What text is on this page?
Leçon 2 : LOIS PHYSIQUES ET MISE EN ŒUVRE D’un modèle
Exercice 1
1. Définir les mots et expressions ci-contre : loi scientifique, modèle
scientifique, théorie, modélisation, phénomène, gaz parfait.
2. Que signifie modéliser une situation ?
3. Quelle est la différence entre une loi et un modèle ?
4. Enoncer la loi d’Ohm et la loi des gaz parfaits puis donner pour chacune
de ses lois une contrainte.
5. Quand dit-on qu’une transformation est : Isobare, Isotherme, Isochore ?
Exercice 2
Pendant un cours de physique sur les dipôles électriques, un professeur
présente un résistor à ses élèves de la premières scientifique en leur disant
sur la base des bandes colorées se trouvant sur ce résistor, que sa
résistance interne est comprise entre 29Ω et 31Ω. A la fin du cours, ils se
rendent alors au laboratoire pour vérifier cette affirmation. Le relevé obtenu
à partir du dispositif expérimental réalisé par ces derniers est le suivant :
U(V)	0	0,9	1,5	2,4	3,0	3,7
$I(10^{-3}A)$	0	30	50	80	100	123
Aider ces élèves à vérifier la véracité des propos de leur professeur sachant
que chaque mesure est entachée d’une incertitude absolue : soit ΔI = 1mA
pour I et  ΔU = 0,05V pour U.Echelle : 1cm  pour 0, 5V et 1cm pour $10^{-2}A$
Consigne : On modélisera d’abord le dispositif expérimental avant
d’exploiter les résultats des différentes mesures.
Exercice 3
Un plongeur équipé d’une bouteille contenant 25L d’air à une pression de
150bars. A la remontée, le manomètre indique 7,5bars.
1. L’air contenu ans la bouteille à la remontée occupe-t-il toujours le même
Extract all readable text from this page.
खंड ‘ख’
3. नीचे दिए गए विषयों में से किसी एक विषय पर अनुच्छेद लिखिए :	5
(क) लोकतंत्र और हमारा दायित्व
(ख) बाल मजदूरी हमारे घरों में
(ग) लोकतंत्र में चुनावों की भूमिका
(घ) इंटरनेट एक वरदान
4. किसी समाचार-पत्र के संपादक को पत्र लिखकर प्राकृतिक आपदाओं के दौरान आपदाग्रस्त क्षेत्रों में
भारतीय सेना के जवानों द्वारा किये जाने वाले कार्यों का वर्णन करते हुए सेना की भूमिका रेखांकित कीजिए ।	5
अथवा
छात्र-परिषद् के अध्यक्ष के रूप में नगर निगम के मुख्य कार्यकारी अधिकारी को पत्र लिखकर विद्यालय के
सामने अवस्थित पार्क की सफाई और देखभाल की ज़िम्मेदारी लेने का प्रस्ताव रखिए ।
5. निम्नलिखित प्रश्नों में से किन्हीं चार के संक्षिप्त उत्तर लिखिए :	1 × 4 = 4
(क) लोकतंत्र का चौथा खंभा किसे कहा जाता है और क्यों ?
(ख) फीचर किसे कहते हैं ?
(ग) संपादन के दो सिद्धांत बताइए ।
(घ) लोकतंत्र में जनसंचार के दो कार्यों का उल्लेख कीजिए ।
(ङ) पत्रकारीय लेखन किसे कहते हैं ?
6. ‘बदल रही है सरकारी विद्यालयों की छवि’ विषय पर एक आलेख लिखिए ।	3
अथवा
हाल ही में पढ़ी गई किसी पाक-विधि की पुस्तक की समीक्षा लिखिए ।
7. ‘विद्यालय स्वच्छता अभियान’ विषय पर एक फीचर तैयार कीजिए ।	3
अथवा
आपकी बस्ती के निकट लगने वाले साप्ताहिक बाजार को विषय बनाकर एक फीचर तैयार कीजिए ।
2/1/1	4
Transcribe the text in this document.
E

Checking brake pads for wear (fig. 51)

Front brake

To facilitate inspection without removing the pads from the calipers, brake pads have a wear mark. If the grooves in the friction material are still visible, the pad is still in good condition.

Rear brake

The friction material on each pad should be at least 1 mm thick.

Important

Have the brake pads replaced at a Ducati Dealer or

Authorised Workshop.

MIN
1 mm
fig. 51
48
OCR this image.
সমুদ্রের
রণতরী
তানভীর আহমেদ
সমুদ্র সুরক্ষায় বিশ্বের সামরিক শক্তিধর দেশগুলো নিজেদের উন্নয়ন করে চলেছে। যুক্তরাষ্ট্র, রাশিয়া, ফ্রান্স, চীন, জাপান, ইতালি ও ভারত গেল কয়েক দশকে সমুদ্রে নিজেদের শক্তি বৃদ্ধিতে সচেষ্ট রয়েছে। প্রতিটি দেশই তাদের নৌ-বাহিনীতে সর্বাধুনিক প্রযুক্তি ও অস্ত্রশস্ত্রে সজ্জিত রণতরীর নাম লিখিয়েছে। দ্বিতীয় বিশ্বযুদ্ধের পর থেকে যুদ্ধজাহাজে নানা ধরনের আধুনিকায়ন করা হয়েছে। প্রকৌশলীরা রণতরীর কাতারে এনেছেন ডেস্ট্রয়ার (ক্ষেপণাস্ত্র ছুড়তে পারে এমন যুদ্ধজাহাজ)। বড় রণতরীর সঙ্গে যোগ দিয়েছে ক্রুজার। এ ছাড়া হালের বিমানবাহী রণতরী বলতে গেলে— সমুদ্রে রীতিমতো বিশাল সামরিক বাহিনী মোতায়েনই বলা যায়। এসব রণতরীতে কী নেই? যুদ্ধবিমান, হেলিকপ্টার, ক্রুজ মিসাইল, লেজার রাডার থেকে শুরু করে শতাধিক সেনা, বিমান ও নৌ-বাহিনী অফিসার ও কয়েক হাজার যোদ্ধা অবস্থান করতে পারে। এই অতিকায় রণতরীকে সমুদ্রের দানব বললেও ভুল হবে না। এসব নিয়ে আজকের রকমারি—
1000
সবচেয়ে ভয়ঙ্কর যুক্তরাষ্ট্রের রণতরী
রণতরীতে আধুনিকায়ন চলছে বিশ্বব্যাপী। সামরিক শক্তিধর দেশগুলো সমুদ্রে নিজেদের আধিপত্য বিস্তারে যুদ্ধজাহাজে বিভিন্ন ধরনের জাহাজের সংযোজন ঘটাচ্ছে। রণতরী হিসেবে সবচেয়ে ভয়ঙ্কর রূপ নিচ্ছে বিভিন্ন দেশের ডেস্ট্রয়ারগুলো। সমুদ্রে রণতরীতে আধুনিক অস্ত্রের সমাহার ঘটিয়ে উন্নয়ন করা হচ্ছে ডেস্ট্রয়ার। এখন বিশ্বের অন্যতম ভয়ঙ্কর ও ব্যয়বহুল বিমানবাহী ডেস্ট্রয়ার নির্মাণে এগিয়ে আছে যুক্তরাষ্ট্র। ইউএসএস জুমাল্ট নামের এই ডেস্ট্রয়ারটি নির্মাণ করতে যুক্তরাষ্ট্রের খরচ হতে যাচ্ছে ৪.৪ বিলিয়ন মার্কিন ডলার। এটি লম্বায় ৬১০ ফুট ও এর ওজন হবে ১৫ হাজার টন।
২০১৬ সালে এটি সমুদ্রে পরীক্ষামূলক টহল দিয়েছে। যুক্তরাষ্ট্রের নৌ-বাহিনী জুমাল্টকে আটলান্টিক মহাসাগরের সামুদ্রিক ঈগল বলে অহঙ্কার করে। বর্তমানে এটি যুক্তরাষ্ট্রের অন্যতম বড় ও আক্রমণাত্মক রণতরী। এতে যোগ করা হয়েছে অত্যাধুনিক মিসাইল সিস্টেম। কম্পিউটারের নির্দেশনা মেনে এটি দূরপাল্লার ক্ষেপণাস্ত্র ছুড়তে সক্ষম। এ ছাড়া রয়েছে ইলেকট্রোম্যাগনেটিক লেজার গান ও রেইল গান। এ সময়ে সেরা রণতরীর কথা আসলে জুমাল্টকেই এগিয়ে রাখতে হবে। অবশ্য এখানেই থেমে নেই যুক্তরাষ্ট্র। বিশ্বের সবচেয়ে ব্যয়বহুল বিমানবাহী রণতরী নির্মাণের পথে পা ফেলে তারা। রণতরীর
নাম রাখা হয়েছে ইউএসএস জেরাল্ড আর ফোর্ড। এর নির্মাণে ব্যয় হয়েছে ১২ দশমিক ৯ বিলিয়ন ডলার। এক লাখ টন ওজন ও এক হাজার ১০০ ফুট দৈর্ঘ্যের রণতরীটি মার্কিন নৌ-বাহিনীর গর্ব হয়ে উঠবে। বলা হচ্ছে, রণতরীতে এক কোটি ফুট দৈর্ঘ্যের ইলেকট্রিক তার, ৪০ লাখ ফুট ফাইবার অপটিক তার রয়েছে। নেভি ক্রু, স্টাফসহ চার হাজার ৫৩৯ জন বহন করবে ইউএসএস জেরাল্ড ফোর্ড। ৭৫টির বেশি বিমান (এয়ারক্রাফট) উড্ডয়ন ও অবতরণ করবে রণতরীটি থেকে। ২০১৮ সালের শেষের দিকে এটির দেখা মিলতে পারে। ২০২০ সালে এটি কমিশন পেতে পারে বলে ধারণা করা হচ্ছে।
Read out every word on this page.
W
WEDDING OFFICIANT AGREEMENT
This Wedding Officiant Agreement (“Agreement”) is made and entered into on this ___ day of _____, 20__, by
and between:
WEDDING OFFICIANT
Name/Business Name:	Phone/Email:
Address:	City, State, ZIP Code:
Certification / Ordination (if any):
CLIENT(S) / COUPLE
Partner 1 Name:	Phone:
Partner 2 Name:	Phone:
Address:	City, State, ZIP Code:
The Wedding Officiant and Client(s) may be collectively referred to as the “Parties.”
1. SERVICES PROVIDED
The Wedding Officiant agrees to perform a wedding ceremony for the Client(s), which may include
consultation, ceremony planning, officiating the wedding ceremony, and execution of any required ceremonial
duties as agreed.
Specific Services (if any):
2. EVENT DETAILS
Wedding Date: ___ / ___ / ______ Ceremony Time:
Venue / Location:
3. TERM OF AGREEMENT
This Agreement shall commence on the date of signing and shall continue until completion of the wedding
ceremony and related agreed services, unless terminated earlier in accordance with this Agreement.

- TO DO -
Using the entries above, find all lines with "page". Copy them.

- RESULT OF THE EXERCISE -
What text is on this page?
Extract all readable text from this page.
Read out every word on this page.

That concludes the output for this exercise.